> **Given information**:

* Start *

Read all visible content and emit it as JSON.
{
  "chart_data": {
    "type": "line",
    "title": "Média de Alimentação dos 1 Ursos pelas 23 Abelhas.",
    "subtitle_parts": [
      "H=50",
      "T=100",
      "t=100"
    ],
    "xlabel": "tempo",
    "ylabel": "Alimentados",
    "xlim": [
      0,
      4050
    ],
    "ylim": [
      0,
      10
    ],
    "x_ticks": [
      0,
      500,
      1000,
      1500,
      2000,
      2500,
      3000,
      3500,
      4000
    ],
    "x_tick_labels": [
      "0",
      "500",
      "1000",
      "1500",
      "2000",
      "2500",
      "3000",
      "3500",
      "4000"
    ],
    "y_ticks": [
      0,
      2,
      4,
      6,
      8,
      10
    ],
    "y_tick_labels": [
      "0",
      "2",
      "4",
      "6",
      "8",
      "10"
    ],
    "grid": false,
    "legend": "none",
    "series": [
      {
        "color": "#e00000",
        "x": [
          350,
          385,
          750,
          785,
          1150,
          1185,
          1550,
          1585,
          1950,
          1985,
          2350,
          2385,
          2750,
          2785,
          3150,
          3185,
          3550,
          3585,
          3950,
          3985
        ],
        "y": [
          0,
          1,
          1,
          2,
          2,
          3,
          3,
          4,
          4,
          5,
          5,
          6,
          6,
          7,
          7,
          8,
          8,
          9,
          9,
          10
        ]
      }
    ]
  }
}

* End *

> **The exercise**: Write out every record verbatim.

> **Finished task**:
Read all visible content and emit it as JSON.
{
  "chart_data": {
    "type": "line",
    "title": "Média de Alimentação dos 1 Ursos pelas 23 Abelhas.",
    "subtitle_parts": [
      "H=50",
      "T=100",
      "t=100"
    ],
    "xlabel": "tempo",
    "ylabel": "Alimentados",
    "xlim": [
      0,
      4050
    ],
    "ylim": [
      0,
      10
    ],
    "x_ticks": [
      0,
      500,
      1000,
      1500,
      2000,
      2500,
      3000,
      3500,
      4000
    ],
    "x_tick_labels": [
      "0",
      "500",
      "1000",
      "1500",
      "2000",
      "2500",
      "3000",
      "3500",
      "4000"
    ],
    "y_ticks": [
      0,
      2,
      4,
      6,
      8,
      10
    ],
    "y_tick_labels": [
      "0",
      "2",
      "4",
      "6",
      "8",
      "10"
    ],
    "grid": false,
    "legend": "none",
    "series": [
      {
        "color": "#e00000",
        "x": [
          350,
          385,
          750,
          785,
          1150,
          1185,
          1550,
          1585,
          1950,
          1985,
          2350,
          2385,
          2750,
          2785,
          3150,
          3185,
          3550,
          3585,
          3950,
          3985
        ],
        "y": [
          0,
          1,
          1,
          2,
          2,
          3,
          3,
          4,
          4,
          5,
          5,
          6,
          6,
          7,
          7,
          8,
          8,
          9,
          9,
          10
        ]
      }
    ]
  }
}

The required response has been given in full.